— START —

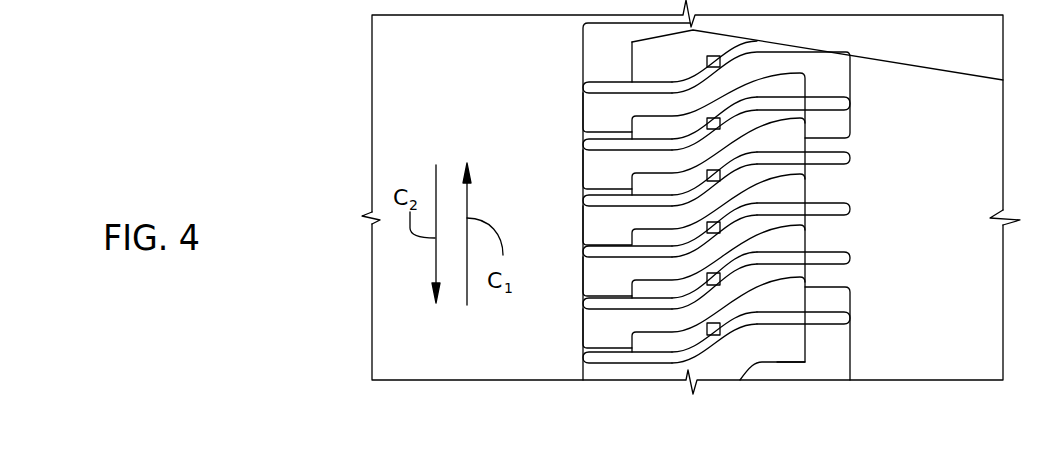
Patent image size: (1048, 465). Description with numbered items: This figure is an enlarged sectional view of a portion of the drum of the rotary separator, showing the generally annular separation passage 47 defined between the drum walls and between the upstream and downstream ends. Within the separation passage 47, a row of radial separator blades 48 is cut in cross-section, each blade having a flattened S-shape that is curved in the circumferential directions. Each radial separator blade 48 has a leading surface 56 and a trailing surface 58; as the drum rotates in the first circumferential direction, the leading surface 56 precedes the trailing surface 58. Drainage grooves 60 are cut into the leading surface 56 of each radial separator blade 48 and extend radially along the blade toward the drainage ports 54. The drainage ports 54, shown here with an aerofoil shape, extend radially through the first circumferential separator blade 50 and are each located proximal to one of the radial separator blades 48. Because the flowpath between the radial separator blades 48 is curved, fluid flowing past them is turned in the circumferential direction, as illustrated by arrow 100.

The separation passage 47 is at (361, 252).
The radial separator blades 48 is at (598, 89).
The first circumferential separator blade 50 is at (672, 71).
The drainage ports 54 is at (760, 145).
The leading surface 56 is at (830, 92).
The trailing surface 58 is at (835, 72).
The drainage grooves 60 is at (582, 342).
The arrow 100 is at (748, 178).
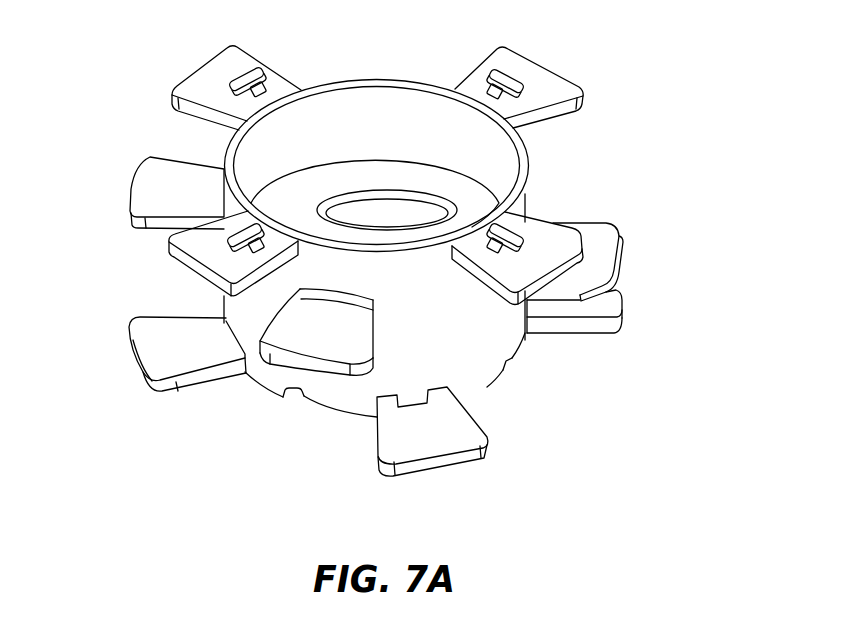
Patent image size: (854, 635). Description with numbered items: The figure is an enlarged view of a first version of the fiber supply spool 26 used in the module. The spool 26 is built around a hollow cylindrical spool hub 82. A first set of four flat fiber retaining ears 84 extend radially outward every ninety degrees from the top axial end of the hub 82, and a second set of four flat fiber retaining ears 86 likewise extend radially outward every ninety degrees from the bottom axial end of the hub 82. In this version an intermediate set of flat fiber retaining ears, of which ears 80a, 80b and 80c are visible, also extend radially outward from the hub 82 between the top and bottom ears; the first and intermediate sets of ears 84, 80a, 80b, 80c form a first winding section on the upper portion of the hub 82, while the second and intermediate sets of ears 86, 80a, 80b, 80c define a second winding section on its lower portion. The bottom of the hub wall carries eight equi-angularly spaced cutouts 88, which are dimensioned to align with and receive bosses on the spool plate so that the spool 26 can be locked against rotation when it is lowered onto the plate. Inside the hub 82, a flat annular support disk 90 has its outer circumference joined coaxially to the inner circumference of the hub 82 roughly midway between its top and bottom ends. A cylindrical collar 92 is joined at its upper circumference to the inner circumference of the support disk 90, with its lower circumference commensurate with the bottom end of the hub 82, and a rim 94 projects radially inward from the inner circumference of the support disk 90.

— END —

Convert every line of the data above into a JSON list of strings, one string per line, omitting blank lines and the picture placeholders.

> [Solution for this exercise]
[
  "Patent image size: (1048, 465). Description with numbered items: This figure is an enlarged sectional view of a portion of the drum of the rotary separator, showing the generally annular separation passage 47 defined between the drum walls and between the upstream and downstream ends. Within the separation passage 47, a row of radial separator blades 48 is cut in cross-section, each blade having a flattened S-shape that is curved in the circumferential directions. Each radial separator blade 48 has a leading surface 56 and a trailing surface 58; as the drum rotates in the first circumferential direction, the leading surface 56 precedes the trailing surface 58. Drainage grooves 60 are cut into the leading surface 56 of each radial separator blade 48 and extend radially along the blade toward the drainage ports 54. The drainage ports 54, shown here with an aerofoil shape, extend radially through the first circumferential separator blade 50 and are each located proximal to one of the radial separator blades 48. Because the flowpath between the radial separator blades 48 is curved, fluid flowing past them is turned in the circumferential direction, as illustrated by arrow 100.",
  "The separation passage 47 is at (361, 252).",
  "The radial separator blades 48 is at (598, 89).",
  "The first circumferential separator blade 50 is at (672, 71).",
  "The drainage ports 54 is at (760, 145).",
  "The leading surface 56 is at (830, 92).",
  "The trailing surface 58 is at (835, 72).",
  "The drainage grooves 60 is at (582, 342).",
  "The arrow 100 is at (748, 178).",
  "Patent image size: (854, 635). Description with numbered items: The figure is an enlarged view of a first version of the fiber supply spool 26 used in the module. The spool 26 is built around a hollow cylindrical spool hub 82. A first set of four flat fiber retaining ears 84 extend radially outward every ninety degrees from the top axial end of the hub 82, and a second set of four flat fiber retaining ears 86 likewise extend radially outward every ninety degrees from the bottom axial end of the hub 82. In this version an intermediate set of flat fiber retaining ears, of which ears 80a, 80b and 80c are visible, also extend radially outward from the hub 82 between the top and bottom ears; the first and intermediate sets of ears 84, 80a, 80b, 80c form a first winding section on the upper portion of the hub 82, while the second and intermediate sets of ears 86, 80a, 80b, 80c define a second winding section on its lower portion. The bottom of the hub wall carries eight equi-angularly spaced cutouts 88, which are dimensioned to align with and receive bosses on the spool plate so that the spool 26 can be locked against rotation when it is lowered onto the plate. Inside the hub 82, a flat annular support disk 90 has its outer circumference joined coaxially to the inner circumference of the hub 82 roughly midway between its top and bottom ends. A cylindrical collar 92 is joined at its upper circumference to the inner circumference of the support disk 90, with its lower circumference commensurate with the bottom end of the hub 82, and a rim 94 projects radially inward from the inner circumference of the support disk 90."
]